> [SET EXERCISE]: Pick out each line containing the string "JSON" and copy it.
------------------------------
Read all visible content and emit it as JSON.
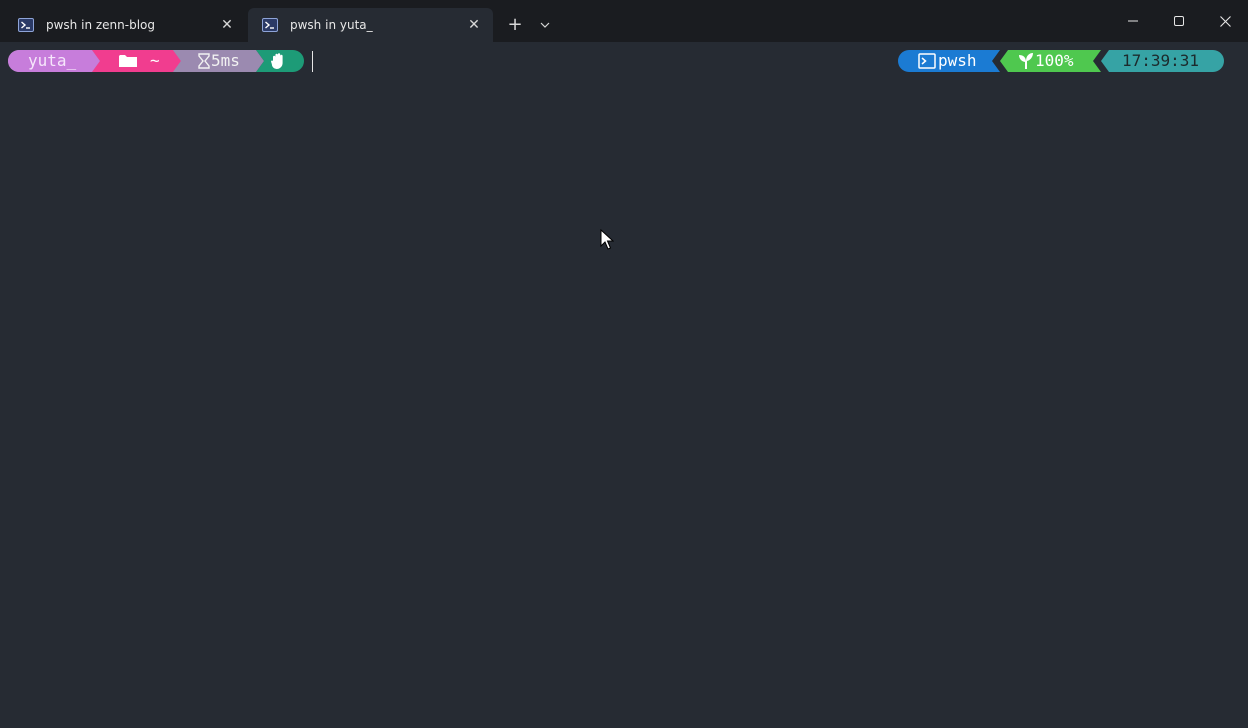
{
  "tabs": [
    {
      "title": "pwsh in zenn-blog",
      "active": false,
      "icon": "powershell-icon"
    },
    {
      "title": "pwsh in yuta_",
      "active": true,
      "icon": "powershell-icon"
    }
  ],
  "tabbar": {
    "new_tab_label": "+",
    "close_label": "✕"
  },
  "prompt": {
    "left": {
      "user": "yuta_",
      "path": "~",
      "duration": "5ms"
    },
    "right": {
      "shell": "pwsh",
      "battery": "100%",
      "time": "17:39:31"
    }
  },
  "colors": {
    "user_segment": "#c77ddb",
    "path_segment": "#f13d8f",
    "duration_segment": "#9b8ab0",
    "status_segment": "#1d9b77",
    "shell_segment": "#1b7bd3",
    "battery_segment": "#4fc84f",
    "time_segment": "#36a3a5",
    "terminal_bg": "#262b33"
  }
}
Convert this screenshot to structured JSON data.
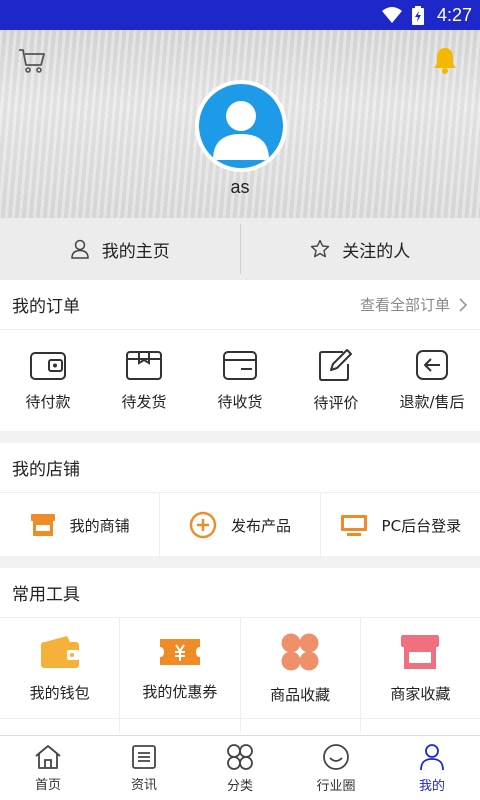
------------------------------
> [FINISHED ANSWER]:
Read all visible content and emit it as JSON.
Convert this screenshot to structured JSON data.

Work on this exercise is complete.